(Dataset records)
--- begin ---

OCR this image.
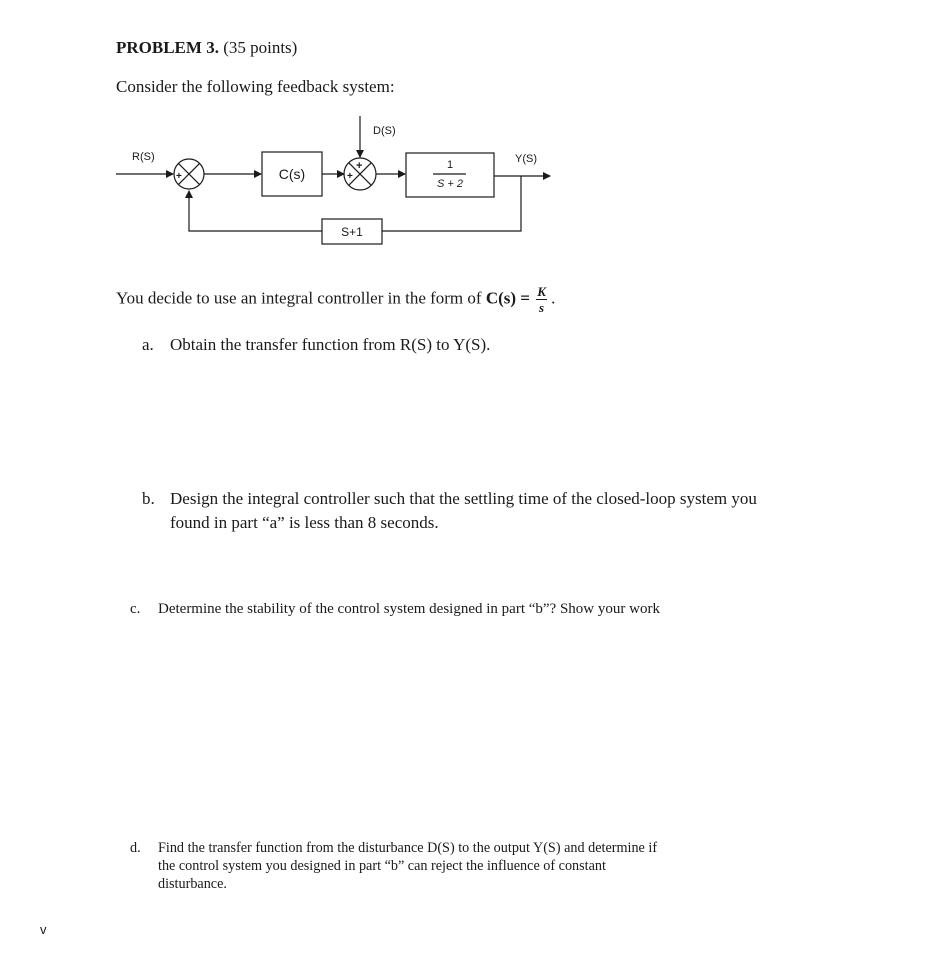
PROBLEM 3. (35 points)
Consider the following feedback system:
R(S)	Y(S)
D(S)
C(s)
1
S + 2
S+1
+
-
+
+
You decide to use an integral controller in the form of $C(s) = \frac{K}{s}$ .
a. Obtain the transfer function from R(S) to Y(S).
b. Design the integral controller such that the settling time of the closed-loop system you
found in part “a” is less than 8 seconds.
c. Determine the stability of the control system designed in part “b”? Show your work
d. Find the transfer function from the disturbance D(S) to the output Y(S) and determine if
the control system you designed in part “b” can reject the influence of constant
disturbance.
v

--- end ---

(GIVEN INSTRUCTION) Except for the pictures, copy the material above exactly.

(COMPLETED EXERCISE)
OCR this image.
PROBLEM 3. (35 points)
Consider the following feedback system:
R(S)	Y(S)
D(S)
C(s)
1
S + 2
S+1
+
-
+
+
You decide to use an integral controller in the form of $C(s) = \frac{K}{s}$ .
a. Obtain the transfer function from R(S) to Y(S).
b. Design the integral controller such that the settling time of the closed-loop system you
found in part “a” is less than 8 seconds.
c. Determine the stability of the control system designed in part “b”? Show your work
d. Find the transfer function from the disturbance D(S) to the output Y(S) and determine if
the control system you designed in part “b” can reject the influence of constant
disturbance.
v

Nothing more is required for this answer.